▶ [STATED TASK]:
Take the listing and print it in full, exactly as given.

▶ [PROVIDED ENTRIES]:
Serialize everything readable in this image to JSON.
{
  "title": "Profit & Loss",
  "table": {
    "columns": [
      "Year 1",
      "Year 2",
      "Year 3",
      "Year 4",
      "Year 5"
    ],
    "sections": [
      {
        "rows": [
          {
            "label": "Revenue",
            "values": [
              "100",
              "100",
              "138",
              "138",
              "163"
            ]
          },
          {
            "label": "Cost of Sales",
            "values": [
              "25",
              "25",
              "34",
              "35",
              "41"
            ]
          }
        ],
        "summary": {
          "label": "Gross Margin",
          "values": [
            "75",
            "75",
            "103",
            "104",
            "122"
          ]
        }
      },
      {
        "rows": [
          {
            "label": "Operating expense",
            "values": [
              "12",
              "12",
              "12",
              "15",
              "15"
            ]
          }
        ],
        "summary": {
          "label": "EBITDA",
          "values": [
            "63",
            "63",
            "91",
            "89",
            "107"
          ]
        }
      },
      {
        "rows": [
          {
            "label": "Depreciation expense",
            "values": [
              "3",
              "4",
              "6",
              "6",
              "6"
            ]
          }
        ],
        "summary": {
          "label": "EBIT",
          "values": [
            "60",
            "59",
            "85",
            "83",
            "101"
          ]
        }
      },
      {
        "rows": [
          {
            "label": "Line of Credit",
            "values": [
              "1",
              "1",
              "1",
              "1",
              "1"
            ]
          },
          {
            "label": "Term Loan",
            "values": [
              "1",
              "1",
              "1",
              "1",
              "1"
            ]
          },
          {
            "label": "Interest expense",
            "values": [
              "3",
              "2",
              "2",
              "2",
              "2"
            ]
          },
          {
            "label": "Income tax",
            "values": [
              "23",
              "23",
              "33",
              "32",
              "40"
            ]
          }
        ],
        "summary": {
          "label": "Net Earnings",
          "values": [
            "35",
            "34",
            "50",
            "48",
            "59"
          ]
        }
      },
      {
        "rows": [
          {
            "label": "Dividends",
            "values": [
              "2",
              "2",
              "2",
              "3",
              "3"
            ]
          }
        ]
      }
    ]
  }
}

▶ [RESULT OF THIS TASK]:
Serialize everything readable in this image to JSON.
{
  "title": "Profit & Loss",
  "table": {
    "columns": [
      "Year 1",
      "Year 2",
      "Year 3",
      "Year 4",
      "Year 5"
    ],
    "sections": [
      {
        "rows": [
          {
            "label": "Revenue",
            "values": [
              "100",
              "100",
              "138",
              "138",
              "163"
            ]
          },
          {
            "label": "Cost of Sales",
            "values": [
              "25",
              "25",
              "34",
              "35",
              "41"
            ]
          }
        ],
        "summary": {
          "label": "Gross Margin",
          "values": [
            "75",
            "75",
            "103",
            "104",
            "122"
          ]
        }
      },
      {
        "rows": [
          {
            "label": "Operating expense",
            "values": [
              "12",
              "12",
              "12",
              "15",
              "15"
            ]
          }
        ],
        "summary": {
          "label": "EBITDA",
          "values": [
            "63",
            "63",
            "91",
            "89",
            "107"
          ]
        }
      },
      {
        "rows": [
          {
            "label": "Depreciation expense",
            "values": [
              "3",
              "4",
              "6",
              "6",
              "6"
            ]
          }
        ],
        "summary": {
          "label": "EBIT",
          "values": [
            "60",
            "59",
            "85",
            "83",
            "101"
          ]
        }
      },
      {
        "rows": [
          {
            "label": "Line of Credit",
            "values": [
              "1",
              "1",
              "1",
              "1",
              "1"
            ]
          },
          {
            "label": "Term Loan",
            "values": [
              "1",
              "1",
              "1",
              "1",
              "1"
            ]
          },
          {
            "label": "Interest expense",
            "values": [
              "3",
              "2",
              "2",
              "2",
              "2"
            ]
          },
          {
            "label": "Income tax",
            "values": [
              "23",
              "23",
              "33",
              "32",
              "40"
            ]
          }
        ],
        "summary": {
          "label": "Net Earnings",
          "values": [
            "35",
            "34",
            "50",
            "48",
            "59"
          ]
        }
      },
      {
        "rows": [
          {
            "label": "Dividends",
            "values": [
              "2",
              "2",
              "2",
              "3",
              "3"
            ]
          }
        ]
      }
    ]
  }
}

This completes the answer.